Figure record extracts
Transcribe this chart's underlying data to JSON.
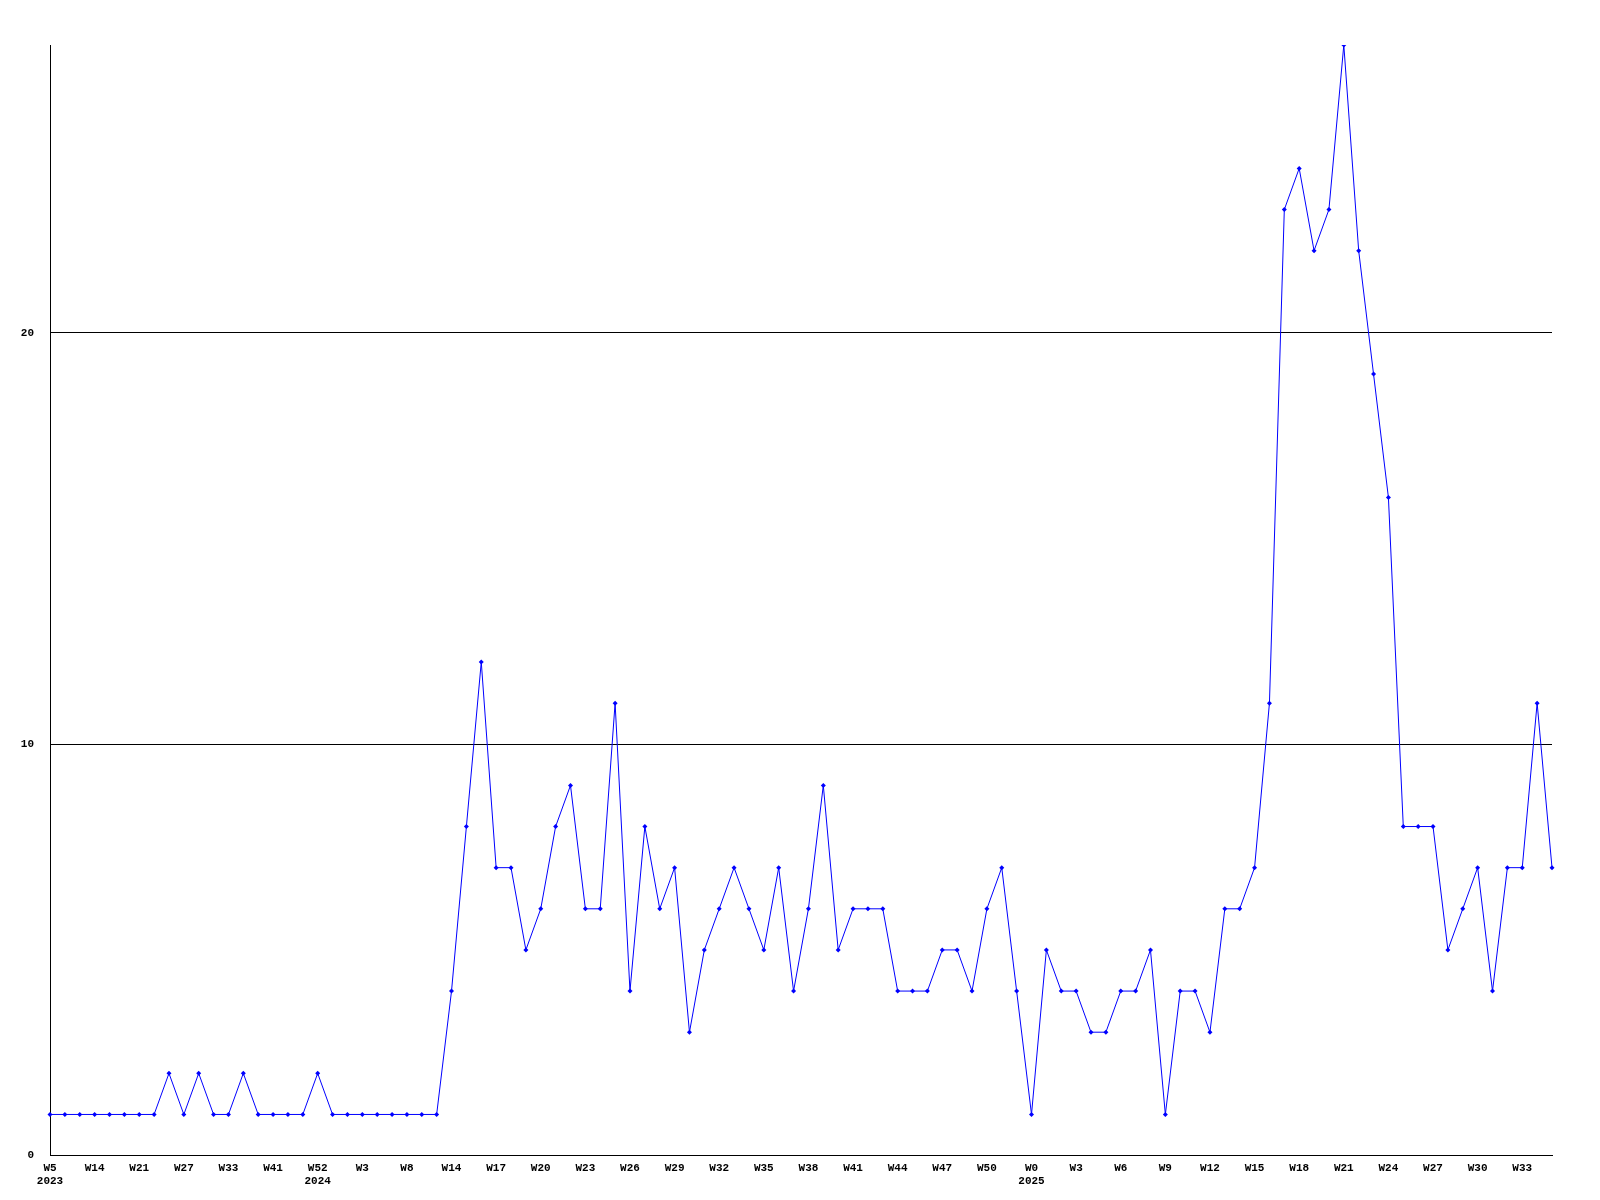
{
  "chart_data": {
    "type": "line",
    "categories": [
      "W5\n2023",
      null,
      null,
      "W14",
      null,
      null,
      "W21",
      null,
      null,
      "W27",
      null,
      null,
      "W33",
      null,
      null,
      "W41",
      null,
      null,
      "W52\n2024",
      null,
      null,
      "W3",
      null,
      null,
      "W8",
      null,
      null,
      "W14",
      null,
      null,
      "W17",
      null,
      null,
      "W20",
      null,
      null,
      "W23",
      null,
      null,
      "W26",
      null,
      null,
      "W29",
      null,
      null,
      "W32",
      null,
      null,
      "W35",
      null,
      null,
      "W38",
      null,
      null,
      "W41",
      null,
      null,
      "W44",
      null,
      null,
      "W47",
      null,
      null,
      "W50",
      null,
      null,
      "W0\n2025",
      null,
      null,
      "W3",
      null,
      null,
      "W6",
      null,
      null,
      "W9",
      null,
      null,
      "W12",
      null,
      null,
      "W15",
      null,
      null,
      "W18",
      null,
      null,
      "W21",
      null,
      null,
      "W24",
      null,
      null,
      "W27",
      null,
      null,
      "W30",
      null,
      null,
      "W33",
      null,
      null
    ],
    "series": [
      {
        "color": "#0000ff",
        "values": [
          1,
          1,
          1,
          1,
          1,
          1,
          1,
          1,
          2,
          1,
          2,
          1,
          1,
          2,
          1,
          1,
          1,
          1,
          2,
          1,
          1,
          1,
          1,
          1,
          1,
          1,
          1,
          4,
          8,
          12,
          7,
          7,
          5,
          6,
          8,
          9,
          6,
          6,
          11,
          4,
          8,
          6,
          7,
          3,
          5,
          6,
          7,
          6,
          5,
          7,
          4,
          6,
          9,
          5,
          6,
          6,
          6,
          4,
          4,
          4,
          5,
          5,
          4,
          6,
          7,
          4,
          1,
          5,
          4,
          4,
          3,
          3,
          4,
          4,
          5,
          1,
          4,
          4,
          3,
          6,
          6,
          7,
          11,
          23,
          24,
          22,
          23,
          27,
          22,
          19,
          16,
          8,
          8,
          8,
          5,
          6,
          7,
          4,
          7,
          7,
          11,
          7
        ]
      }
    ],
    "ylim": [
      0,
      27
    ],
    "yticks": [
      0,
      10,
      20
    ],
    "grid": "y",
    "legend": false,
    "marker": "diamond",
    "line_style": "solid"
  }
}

What is required >> Your task is to reproduce all of the material exactly. The pictures stay out.

The response >>
Transcribe this chart's underlying data to JSON.
{
  "chart_data": {
    "type": "line",
    "categories": [
      "W5\n2023",
      null,
      null,
      "W14",
      null,
      null,
      "W21",
      null,
      null,
      "W27",
      null,
      null,
      "W33",
      null,
      null,
      "W41",
      null,
      null,
      "W52\n2024",
      null,
      null,
      "W3",
      null,
      null,
      "W8",
      null,
      null,
      "W14",
      null,
      null,
      "W17",
      null,
      null,
      "W20",
      null,
      null,
      "W23",
      null,
      null,
      "W26",
      null,
      null,
      "W29",
      null,
      null,
      "W32",
      null,
      null,
      "W35",
      null,
      null,
      "W38",
      null,
      null,
      "W41",
      null,
      null,
      "W44",
      null,
      null,
      "W47",
      null,
      null,
      "W50",
      null,
      null,
      "W0\n2025",
      null,
      null,
      "W3",
      null,
      null,
      "W6",
      null,
      null,
      "W9",
      null,
      null,
      "W12",
      null,
      null,
      "W15",
      null,
      null,
      "W18",
      null,
      null,
      "W21",
      null,
      null,
      "W24",
      null,
      null,
      "W27",
      null,
      null,
      "W30",
      null,
      null,
      "W33",
      null,
      null
    ],
    "series": [
      {
        "color": "#0000ff",
        "values": [
          1,
          1,
          1,
          1,
          1,
          1,
          1,
          1,
          2,
          1,
          2,
          1,
          1,
          2,
          1,
          1,
          1,
          1,
          2,
          1,
          1,
          1,
          1,
          1,
          1,
          1,
          1,
          4,
          8,
          12,
          7,
          7,
          5,
          6,
          8,
          9,
          6,
          6,
          11,
          4,
          8,
          6,
          7,
          3,
          5,
          6,
          7,
          6,
          5,
          7,
          4,
          6,
          9,
          5,
          6,
          6,
          6,
          4,
          4,
          4,
          5,
          5,
          4,
          6,
          7,
          4,
          1,
          5,
          4,
          4,
          3,
          3,
          4,
          4,
          5,
          1,
          4,
          4,
          3,
          6,
          6,
          7,
          11,
          23,
          24,
          22,
          23,
          27,
          22,
          19,
          16,
          8,
          8,
          8,
          5,
          6,
          7,
          4,
          7,
          7,
          11,
          7
        ]
      }
    ],
    "ylim": [
      0,
      27
    ],
    "yticks": [
      0,
      10,
      20
    ],
    "grid": "y",
    "legend": false,
    "marker": "diamond",
    "line_style": "solid"
  }
}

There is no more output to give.